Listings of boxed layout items
_ _ _ _
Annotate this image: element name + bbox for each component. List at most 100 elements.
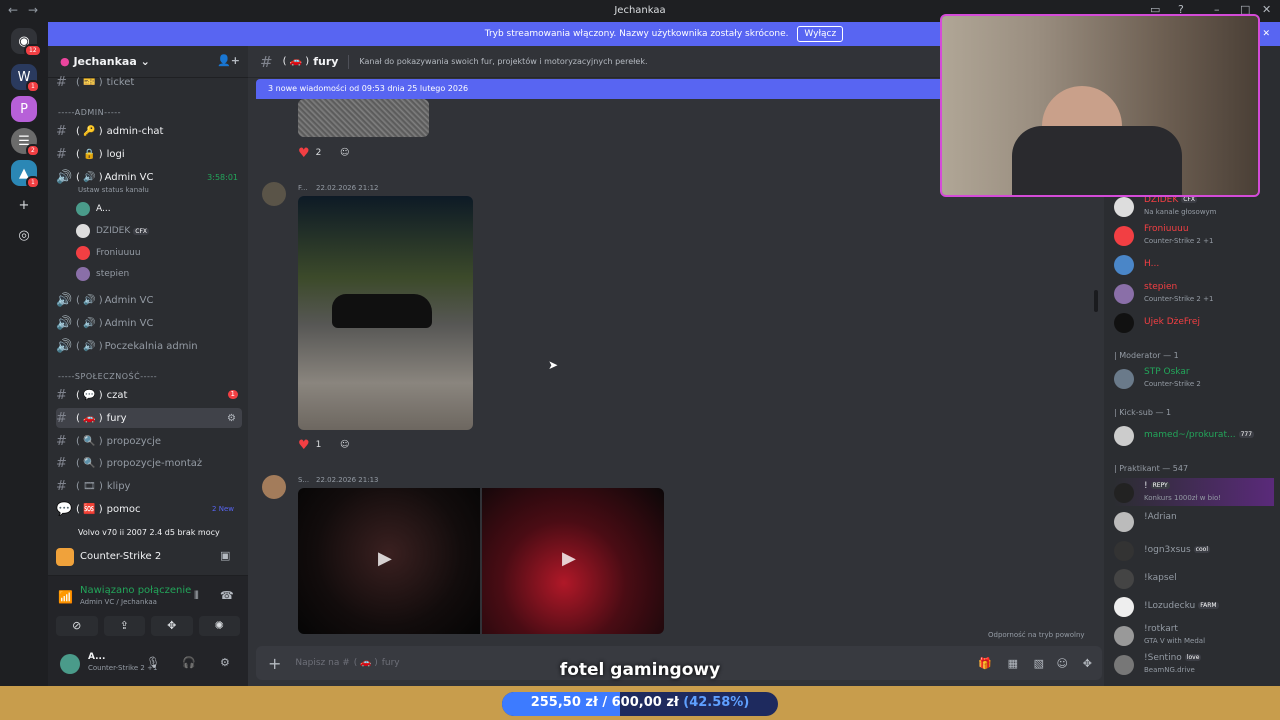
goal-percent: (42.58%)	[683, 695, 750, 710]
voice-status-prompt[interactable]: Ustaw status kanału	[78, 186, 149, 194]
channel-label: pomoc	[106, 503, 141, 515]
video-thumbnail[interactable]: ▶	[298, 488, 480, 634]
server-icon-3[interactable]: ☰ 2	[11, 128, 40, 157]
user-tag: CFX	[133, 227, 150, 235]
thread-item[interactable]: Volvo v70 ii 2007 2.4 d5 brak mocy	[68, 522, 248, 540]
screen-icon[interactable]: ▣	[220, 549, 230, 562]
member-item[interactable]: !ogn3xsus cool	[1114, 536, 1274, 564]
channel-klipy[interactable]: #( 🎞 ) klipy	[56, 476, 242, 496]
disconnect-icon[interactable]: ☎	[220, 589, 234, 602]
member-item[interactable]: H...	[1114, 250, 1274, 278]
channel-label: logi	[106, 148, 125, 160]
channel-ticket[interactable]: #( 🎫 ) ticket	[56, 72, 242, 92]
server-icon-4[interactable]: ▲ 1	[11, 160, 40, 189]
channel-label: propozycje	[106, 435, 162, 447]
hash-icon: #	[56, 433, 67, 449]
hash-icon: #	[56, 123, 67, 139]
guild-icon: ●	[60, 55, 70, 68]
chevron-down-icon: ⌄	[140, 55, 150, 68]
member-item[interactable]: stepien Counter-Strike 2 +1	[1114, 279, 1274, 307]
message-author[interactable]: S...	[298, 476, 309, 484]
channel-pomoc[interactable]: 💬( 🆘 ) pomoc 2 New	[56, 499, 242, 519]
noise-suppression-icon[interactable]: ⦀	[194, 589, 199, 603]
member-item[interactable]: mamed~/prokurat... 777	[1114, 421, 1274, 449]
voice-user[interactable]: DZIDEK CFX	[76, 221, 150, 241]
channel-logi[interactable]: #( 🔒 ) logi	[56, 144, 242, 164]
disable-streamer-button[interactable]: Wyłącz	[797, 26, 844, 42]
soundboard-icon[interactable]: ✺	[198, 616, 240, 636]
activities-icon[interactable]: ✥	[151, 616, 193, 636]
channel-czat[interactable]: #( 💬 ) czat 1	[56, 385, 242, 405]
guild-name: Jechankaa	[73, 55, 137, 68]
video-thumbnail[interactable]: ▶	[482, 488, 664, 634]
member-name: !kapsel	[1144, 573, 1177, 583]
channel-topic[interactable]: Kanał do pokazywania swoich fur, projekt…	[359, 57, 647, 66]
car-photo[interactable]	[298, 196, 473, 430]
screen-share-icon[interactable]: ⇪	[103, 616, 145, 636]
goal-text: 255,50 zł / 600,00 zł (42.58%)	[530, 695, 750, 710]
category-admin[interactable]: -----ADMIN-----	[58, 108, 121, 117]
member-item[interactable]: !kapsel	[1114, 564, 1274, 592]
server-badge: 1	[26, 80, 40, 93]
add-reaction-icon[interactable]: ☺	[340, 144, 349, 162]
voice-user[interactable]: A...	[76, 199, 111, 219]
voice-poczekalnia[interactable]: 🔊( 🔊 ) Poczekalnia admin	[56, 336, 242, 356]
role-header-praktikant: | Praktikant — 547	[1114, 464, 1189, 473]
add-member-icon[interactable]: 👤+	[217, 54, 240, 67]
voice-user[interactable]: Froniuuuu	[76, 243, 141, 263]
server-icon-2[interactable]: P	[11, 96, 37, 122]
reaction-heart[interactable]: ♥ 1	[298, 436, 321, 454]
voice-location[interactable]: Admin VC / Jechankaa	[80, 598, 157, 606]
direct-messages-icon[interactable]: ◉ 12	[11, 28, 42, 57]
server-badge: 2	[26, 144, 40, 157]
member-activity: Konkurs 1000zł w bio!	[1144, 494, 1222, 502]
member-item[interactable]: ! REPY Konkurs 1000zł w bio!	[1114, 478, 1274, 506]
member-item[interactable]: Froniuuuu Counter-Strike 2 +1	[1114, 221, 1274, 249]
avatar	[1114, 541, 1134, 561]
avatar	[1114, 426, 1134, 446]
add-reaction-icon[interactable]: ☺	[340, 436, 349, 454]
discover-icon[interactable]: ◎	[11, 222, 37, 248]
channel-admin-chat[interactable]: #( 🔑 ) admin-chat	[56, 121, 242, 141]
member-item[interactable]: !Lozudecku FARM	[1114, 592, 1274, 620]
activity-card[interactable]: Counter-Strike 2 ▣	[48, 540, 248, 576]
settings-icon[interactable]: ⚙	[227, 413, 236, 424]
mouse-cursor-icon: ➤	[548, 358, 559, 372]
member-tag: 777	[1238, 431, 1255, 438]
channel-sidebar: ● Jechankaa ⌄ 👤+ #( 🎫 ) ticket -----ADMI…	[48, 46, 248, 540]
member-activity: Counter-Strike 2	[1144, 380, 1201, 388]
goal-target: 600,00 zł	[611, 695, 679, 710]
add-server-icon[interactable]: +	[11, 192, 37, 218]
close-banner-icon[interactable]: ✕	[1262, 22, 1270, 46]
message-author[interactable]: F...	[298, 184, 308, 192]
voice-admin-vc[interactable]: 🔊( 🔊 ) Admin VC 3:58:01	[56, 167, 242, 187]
_ _ _ _
● **BRIEF**
Filter the items above and copy out every line that contains the string "pomoc". Treat uppercase and lowercase as different.

● **RESULT**
channel-label: pomoc	[106, 503, 141, 515]
channel-pomoc[interactable]: 💬( 🆘 ) pomoc 2 New	[56, 499, 242, 519]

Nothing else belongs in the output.